-- begin Passage given --
Anika richer in experience but misses out match play spot

A disappointed Anika Varma. Pic: USGA

Aug 6: Anika Varma bounced back strongly in the last six holes of her second round, but still fell one shot short of getting a chance to qualify for the match play segment of the US Women’s Amateur Championship in Rockville, Maryland. The second round which was played on Wednesday after play on Tuesday was called off due to a hurricane, was played in extremely tough conditions and the course was very tight as only seven players were under par after 36 holes.

The Indian teen golfer, Anika, who is based in Sacramento, is the first Indian to play the US Women’s Amateur Championship. She had a rough first nine on the back stretch of the Woodmont Country Club, as she gave away two bogeys and two doubles after starting from the tenth.

That cost her heavily even though she found three birdies on fourth, fifth and eighth holes against one lone bogey on seventh over in the last six holes. A birdie on ninth, her closing hole, would have got her into a play-off to determine the final spots in match play. She finished at four-over 76 for a total of seven-over 151.

Sixteen players at six-over went into a play-off for six spots as Anika was stranded at seven-over.

Despite not qualifying for the next stage, it was a great experience for Anika as the conditions were very tough and demanding. She ran out of holes as she settled into her game.

Three other players of Indian origin got into the 64 who get to compete in match play. Indian-American Megha Ganne (71-76) was T-26, while Indian origin players South Africa’s Kajal Mistry (81-69) and Gurleen Kaur (78-72) of US, came through the play-off.

Rachel Heck, who made the cut at the 2017 U.S. Women’s Open as a 15-year-old, took the medallist honours as she topped the stroke play section with rounds of 69-71.

Her 36-hole total of 4-under 140 made her one of just seven players to break par in stroke play, the fewest since 2014.

Heck, 18, is competing in her fourth consecutive U.S. Women’s Amateur. On Wednesday, she birdied four of her first eight holes and was one of three competitors in the 132-player field to post consecutive sub-par scores.
-- end Passage given --
-- begin Dataset content --
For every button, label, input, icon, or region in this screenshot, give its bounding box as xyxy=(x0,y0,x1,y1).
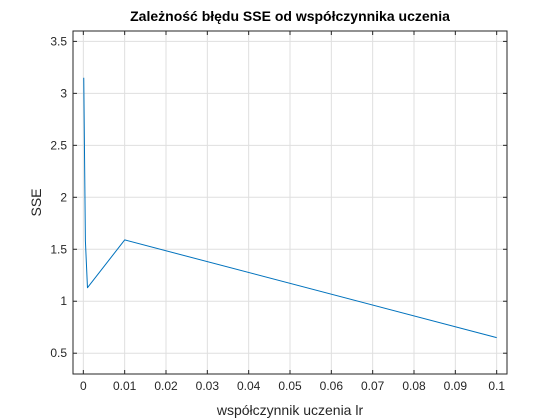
series-layer xyxy=(83,77,497,339)
x-tick-label: 0.03 xyxy=(196,379,220,393)
x-tick-label: 0.04 xyxy=(237,379,261,393)
y-tick-label: 3 xyxy=(60,86,67,100)
series-line xyxy=(83,77,497,339)
x-tick-label: 0.05 xyxy=(278,379,302,393)
ticks: 0 0.01 0.02 0.03 0.04 0.05 0.06 0.07 0.08 0.09 0.1… xyxy=(50,31,507,393)
y-tick-label: 2.5 xyxy=(50,138,67,152)
x-tick-label: 0.01 xyxy=(113,379,137,393)
y-tick-label: 1 xyxy=(60,294,67,308)
y-tick-label: 1.5 xyxy=(50,242,67,256)
y-tick-label: 3.5 xyxy=(50,34,67,48)
x-tick-label: 0.1 xyxy=(488,379,505,393)
y-tick-label: 2 xyxy=(60,190,67,204)
chart-title: Zależność błędu SSE od współczynnika ucz… xyxy=(130,8,450,24)
x-tick-label: 0.07 xyxy=(361,379,385,393)
x-tick-label: 0.09 xyxy=(444,379,468,393)
x-tick-label: 0.02 xyxy=(154,379,178,393)
y-tick-label: 0.5 xyxy=(50,346,67,360)
x-tick-label: 0.08 xyxy=(402,379,426,393)
grid-lines xyxy=(73,31,507,374)
x-axis-label: współczynnik uczenia lr xyxy=(216,402,364,418)
x-tick-label: 0 xyxy=(80,379,87,393)
y-axis-label: SSE xyxy=(28,188,44,216)
x-tick-label: 0.06 xyxy=(320,379,344,393)
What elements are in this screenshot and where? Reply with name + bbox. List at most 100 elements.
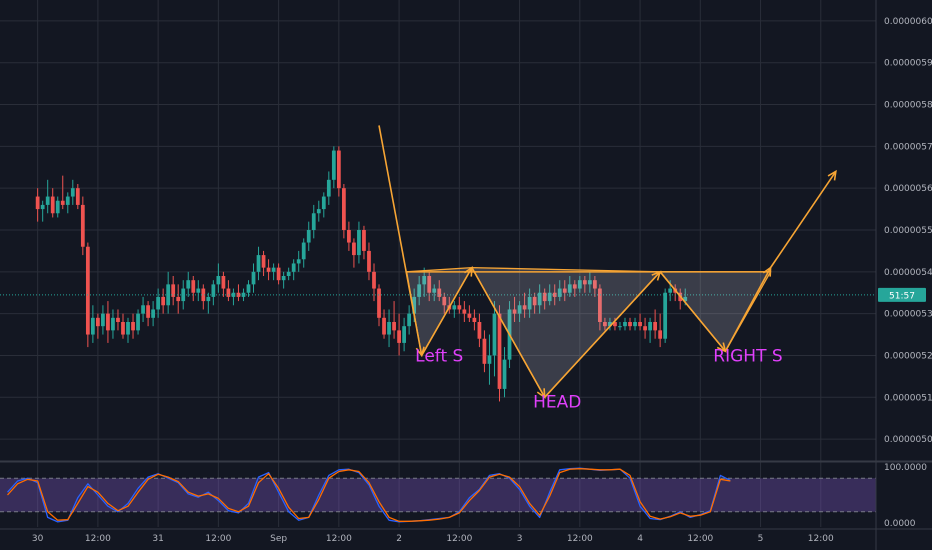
candle-body[interactable] [608, 322, 612, 327]
candle-body[interactable] [613, 322, 617, 327]
pattern-leg[interactable] [420, 267, 473, 356]
candle-body[interactable] [266, 267, 271, 272]
candle-body[interactable] [542, 292, 547, 302]
candle-body[interactable] [623, 322, 627, 327]
candle-body[interactable] [598, 288, 602, 322]
candle-body[interactable] [587, 280, 592, 285]
candle-body[interactable] [497, 313, 502, 389]
candle-body[interactable] [226, 288, 231, 297]
candle-body[interactable] [417, 284, 422, 297]
candle-body[interactable] [552, 292, 557, 297]
candle-body[interactable] [663, 292, 668, 339]
candle-body[interactable] [618, 326, 622, 328]
candle-body[interactable] [592, 280, 597, 289]
candle-body[interactable] [85, 246, 90, 335]
candle-body[interactable] [311, 213, 316, 230]
candle-body[interactable] [648, 322, 652, 331]
candle-body[interactable] [341, 188, 346, 230]
candle-body[interactable] [70, 188, 75, 197]
candle-body[interactable] [141, 305, 145, 314]
candle-body[interactable] [577, 280, 582, 289]
candle-body[interactable] [126, 322, 130, 335]
candle-body[interactable] [537, 292, 542, 306]
candle-body[interactable] [422, 276, 427, 285]
candle-body[interactable] [326, 179, 331, 197]
candle-body[interactable] [55, 200, 60, 214]
candle-body[interactable] [472, 317, 477, 322]
candle-body[interactable] [482, 338, 487, 364]
candle-body[interactable] [547, 292, 552, 302]
candle-body[interactable] [457, 305, 462, 310]
candle-body[interactable] [352, 242, 356, 256]
candle-body[interactable] [191, 280, 196, 293]
pattern-leg[interactable] [724, 267, 772, 352]
candle-body[interactable] [492, 313, 497, 356]
candle-body[interactable] [653, 322, 657, 331]
candle-body[interactable] [633, 322, 637, 327]
candle-body[interactable] [658, 330, 663, 339]
head-and-shoulders-pattern[interactable] [378, 125, 837, 399]
pattern-leg[interactable] [378, 125, 423, 356]
candle-body[interactable] [572, 284, 577, 289]
candle-body[interactable] [35, 196, 40, 210]
candle-body[interactable] [402, 326, 406, 343]
candle-body[interactable] [522, 305, 527, 310]
candle-body[interactable] [582, 280, 587, 285]
candle-body[interactable] [101, 313, 105, 327]
candle-body[interactable] [65, 196, 70, 205]
candle-body[interactable] [437, 288, 442, 297]
candle-body[interactable] [462, 309, 467, 314]
candle-body[interactable] [111, 317, 115, 331]
candle-body[interactable] [377, 288, 381, 318]
candle-body[interactable] [96, 317, 100, 327]
candle-body[interactable] [75, 188, 80, 205]
pattern-leg[interactable] [659, 271, 727, 352]
candle-body[interactable] [532, 296, 537, 306]
candle-body[interactable] [331, 150, 336, 180]
candle-body[interactable] [281, 276, 286, 281]
candle-body[interactable] [306, 230, 311, 243]
candle-body[interactable] [452, 305, 457, 310]
candle-body[interactable] [442, 296, 447, 306]
candle-body[interactable] [50, 196, 55, 214]
candle-body[interactable] [196, 288, 201, 293]
candle-body[interactable] [387, 322, 391, 335]
candle-body[interactable] [201, 288, 206, 302]
candle-body[interactable] [301, 242, 306, 260]
candle-body[interactable] [683, 296, 688, 302]
candle-body[interactable] [261, 255, 266, 268]
candle-body[interactable] [236, 292, 241, 297]
candle-body[interactable] [186, 280, 191, 289]
candle-body[interactable] [136, 313, 140, 331]
candle-body[interactable] [397, 330, 401, 343]
candle-body[interactable] [80, 204, 85, 247]
candle-body[interactable] [562, 288, 567, 293]
candle-body[interactable] [557, 288, 562, 297]
candle-body[interactable] [512, 309, 517, 314]
candle-body[interactable] [392, 322, 396, 331]
candle-body[interactable] [146, 305, 150, 318]
candle-body[interactable] [367, 250, 371, 272]
candle-body[interactable] [467, 313, 472, 318]
stochastic-rsi-pane[interactable] [0, 467, 876, 523]
candle-body[interactable] [477, 322, 482, 339]
candle-body[interactable] [171, 284, 176, 297]
candle-body[interactable] [567, 284, 572, 293]
pattern-leg[interactable] [471, 267, 546, 398]
candle-body[interactable] [271, 267, 276, 272]
candle-body[interactable] [286, 271, 291, 276]
candle-body[interactable] [603, 322, 607, 327]
candle-body[interactable] [432, 288, 437, 293]
candle-body[interactable] [121, 322, 125, 335]
price-pane[interactable] [0, 146, 876, 402]
candle-body[interactable] [211, 284, 216, 297]
candle-body[interactable] [206, 296, 211, 302]
candle-body[interactable] [336, 150, 341, 189]
candle-body[interactable] [256, 255, 261, 272]
candle-body[interactable] [382, 317, 386, 335]
candle-body[interactable] [45, 196, 50, 205]
candle-body[interactable] [357, 230, 361, 256]
candle-body[interactable] [502, 359, 507, 389]
candle-body[interactable] [221, 276, 226, 289]
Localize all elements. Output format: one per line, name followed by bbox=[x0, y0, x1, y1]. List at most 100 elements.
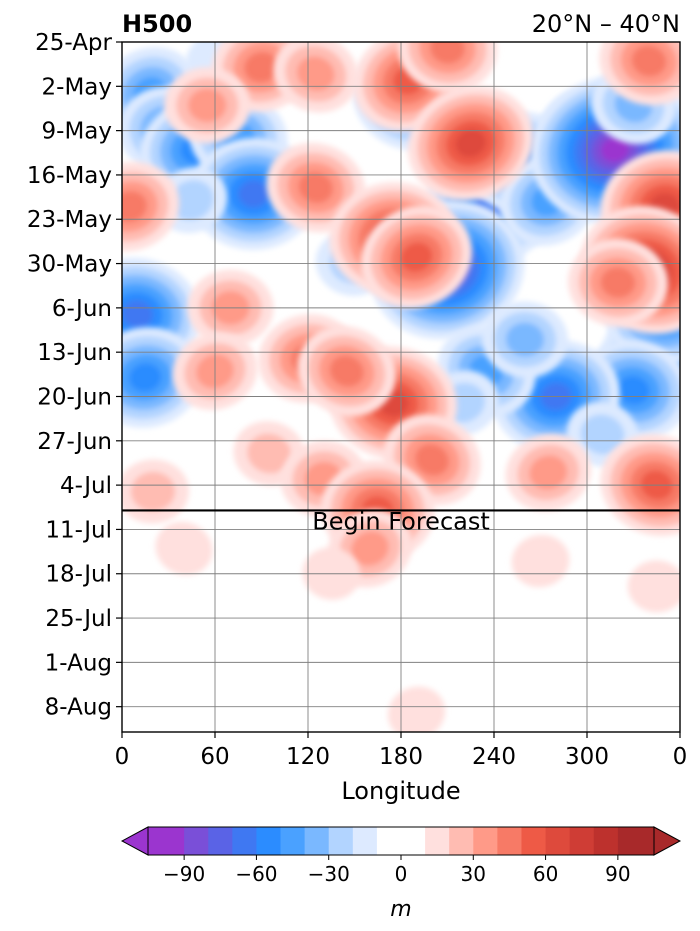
colorbar-tick-label: −60 bbox=[235, 862, 277, 886]
colorbar-swatch bbox=[208, 827, 233, 855]
anomaly-contour bbox=[351, 531, 389, 566]
colorbar-extend-high bbox=[653, 826, 682, 856]
anomaly-contour bbox=[430, 42, 465, 64]
anomaly-contour bbox=[122, 191, 147, 223]
y-tick-label: 9-May bbox=[42, 119, 112, 145]
colorbar-swatch bbox=[425, 827, 450, 855]
colorbar-swatch bbox=[497, 827, 522, 855]
anomaly-contour bbox=[169, 180, 214, 221]
anomaly-contour bbox=[505, 322, 545, 357]
x-tick-label: 180 bbox=[379, 744, 423, 770]
anomaly-contour bbox=[130, 471, 176, 512]
anomaly-contour bbox=[247, 433, 292, 474]
y-tick-label: 18-Jul bbox=[45, 562, 112, 588]
colorbar-swatch bbox=[352, 827, 378, 855]
colorbar-swatch bbox=[376, 827, 426, 855]
anomaly-contour bbox=[238, 180, 270, 208]
anomaly-blob bbox=[164, 67, 251, 144]
y-tick-label: 16-May bbox=[27, 163, 112, 189]
colorbar-swatch bbox=[256, 827, 282, 855]
colorbar-swatch bbox=[184, 827, 209, 855]
colorbar-tick-label: 60 bbox=[533, 862, 558, 886]
colorbar-swatch bbox=[148, 827, 185, 855]
y-tick-label: 11-Jul bbox=[45, 517, 112, 543]
colorbar-swatch bbox=[304, 827, 330, 855]
y-tick-label: 8-Aug bbox=[45, 695, 112, 721]
x-tick-label: 60 bbox=[200, 744, 229, 770]
chart-title-right: 20°N – 40°N bbox=[532, 10, 680, 38]
anomaly-contour bbox=[600, 267, 636, 298]
anomaly-contour bbox=[400, 242, 433, 272]
anomaly-contour bbox=[631, 45, 667, 77]
y-axis-dates: 25-Apr 2-May 9-May 16-May 23-May 30-May 6-Jun 1… bbox=[27, 30, 122, 721]
anomaly-contour bbox=[129, 363, 162, 392]
anomaly-blob bbox=[122, 459, 189, 524]
y-tick-label: 4-Jul bbox=[60, 473, 112, 499]
y-tick-label: 27-Jun bbox=[37, 429, 112, 455]
y-tick-label: 6-Jun bbox=[52, 296, 112, 322]
anomaly-contour bbox=[387, 686, 446, 732]
x-tick-label: 300 bbox=[565, 744, 609, 770]
colorbar-swatch bbox=[280, 827, 306, 855]
chart-title-left: H500 bbox=[122, 10, 192, 38]
x-tick-label: 0 bbox=[115, 744, 130, 770]
y-tick-label: 25-Jul bbox=[45, 606, 112, 632]
colorbar-swatch bbox=[521, 827, 547, 855]
colorbar-swatch bbox=[232, 827, 257, 855]
colorbar-swatch bbox=[569, 827, 595, 855]
colorbar-swatch bbox=[593, 827, 619, 855]
colorbar-tick-label: 90 bbox=[605, 862, 630, 886]
colorbar-tick-label: 0 bbox=[395, 862, 408, 886]
anomaly-contour bbox=[600, 137, 629, 163]
x-tick-label: 0 bbox=[673, 744, 688, 770]
anomaly-blob bbox=[505, 434, 591, 511]
colorbar: −90 −60 −30 0 30 60 90 bbox=[120, 826, 682, 886]
colorbar-swatch bbox=[473, 827, 498, 855]
y-tick-label: 23-May bbox=[27, 207, 112, 233]
colorbar-swatch bbox=[449, 827, 474, 855]
anomaly-blob bbox=[360, 205, 473, 309]
colorbar-tick-label: −30 bbox=[308, 862, 350, 886]
anomaly-contour bbox=[529, 455, 568, 490]
anomaly-blob bbox=[407, 86, 534, 201]
anomaly-contour bbox=[155, 521, 213, 575]
x-axis-longitude: 0 60 120 180 240 300 0 bbox=[115, 732, 688, 770]
anomaly-blob bbox=[599, 42, 680, 106]
x-axis-label: Longitude bbox=[341, 777, 460, 805]
x-tick-label: 120 bbox=[286, 744, 330, 770]
y-tick-label: 30-May bbox=[27, 252, 112, 278]
anomaly-contour bbox=[244, 51, 279, 83]
y-tick-label: 20-Jun bbox=[37, 384, 112, 410]
anomaly-contour bbox=[122, 300, 153, 328]
y-tick-label: 25-Apr bbox=[35, 30, 112, 56]
colorbar-swatch bbox=[617, 827, 655, 855]
colorbar-tick-label: −90 bbox=[163, 862, 205, 886]
anomaly-blob bbox=[273, 42, 359, 113]
colorbar-swatch bbox=[328, 827, 354, 855]
anomaly-blob bbox=[387, 686, 446, 732]
colorbar-label: m bbox=[390, 897, 411, 922]
anomaly-blob bbox=[397, 42, 498, 93]
y-tick-label: 2-May bbox=[42, 74, 112, 100]
anomaly-contour bbox=[415, 443, 449, 476]
plot-area: Begin Forecast bbox=[121, 41, 681, 733]
x-tick-label: 240 bbox=[472, 744, 516, 770]
colorbar-extend-low bbox=[120, 826, 149, 856]
anomaly-blob bbox=[568, 238, 668, 327]
anomaly-contour bbox=[329, 355, 364, 387]
colorbar-swatch bbox=[545, 827, 571, 855]
anomaly-contour bbox=[580, 414, 625, 455]
anomaly-contour bbox=[455, 129, 486, 158]
y-tick-label: 1-Aug bbox=[45, 650, 112, 676]
anomaly-contour bbox=[617, 375, 650, 405]
colorbar-tick-label: 30 bbox=[461, 862, 486, 886]
anomaly-contour bbox=[188, 88, 227, 123]
anomaly-contour bbox=[298, 172, 333, 204]
y-tick-label: 13-Jun bbox=[37, 340, 112, 366]
anomaly-blob bbox=[266, 142, 366, 233]
anomaly-blob bbox=[297, 326, 396, 417]
begin-forecast-label: Begin Forecast bbox=[312, 507, 490, 535]
anomaly-blob bbox=[155, 521, 213, 575]
anomaly-contour bbox=[296, 56, 335, 91]
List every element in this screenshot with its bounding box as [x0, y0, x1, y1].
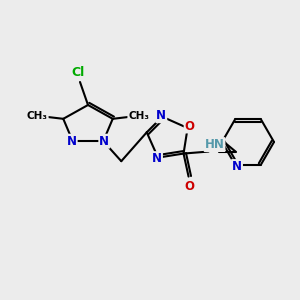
Text: Cl: Cl	[71, 67, 85, 80]
Text: N: N	[67, 135, 77, 148]
Text: N: N	[99, 135, 109, 148]
Text: HN: HN	[205, 138, 224, 151]
Text: N: N	[232, 160, 242, 173]
Text: CH₃: CH₃	[128, 111, 149, 121]
Text: N: N	[156, 109, 166, 122]
Text: CH₃: CH₃	[27, 111, 48, 121]
Text: O: O	[184, 119, 195, 133]
Text: N: N	[152, 152, 162, 165]
Text: O: O	[184, 180, 195, 193]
-- end Dataset content --
-- Stated exercise 1 --
In the golf report, shorten the paragraph beginning "Three other players of Indian origin" into a brief list that keeps its main facts.
-- Stated exercise 2 --
Reproduce the golf report word for word, starting with "Sixteen players at" and going on through "rounds of 69-71.".

-- Worked solution 1 --
- Three players of Indian origin qualified for the 64-player match play field.
- Indian-American Megha Ganne (71-76) finished T-26.
- South Africa's Kajal Mistry (81-69) and Gurleen Kaur (78-72) of the US came through the play-off.

-- Worked solution 2 --
Sixteen players at six-over went into a play-off for six spots as Anika was stranded at seven-over.

Despite not qualifying for the next stage, it was a great experience for Anika as the conditions were very tough and demanding. She ran out of holes as she settled into her game.

Three other players of Indian origin got into the 64 who get to compete in match play. Indian-American Megha Ganne (71-76) was T-26, while Indian origin players South Africa’s Kajal Mistry (81-69) and Gurleen Kaur (78-72) of US, came through the play-off.

Rachel Heck, who made the cut at the 2017 U.S. Women’s Open as a 15-year-old, took the medallist honours as she topped the stroke play section with rounds of 69-71.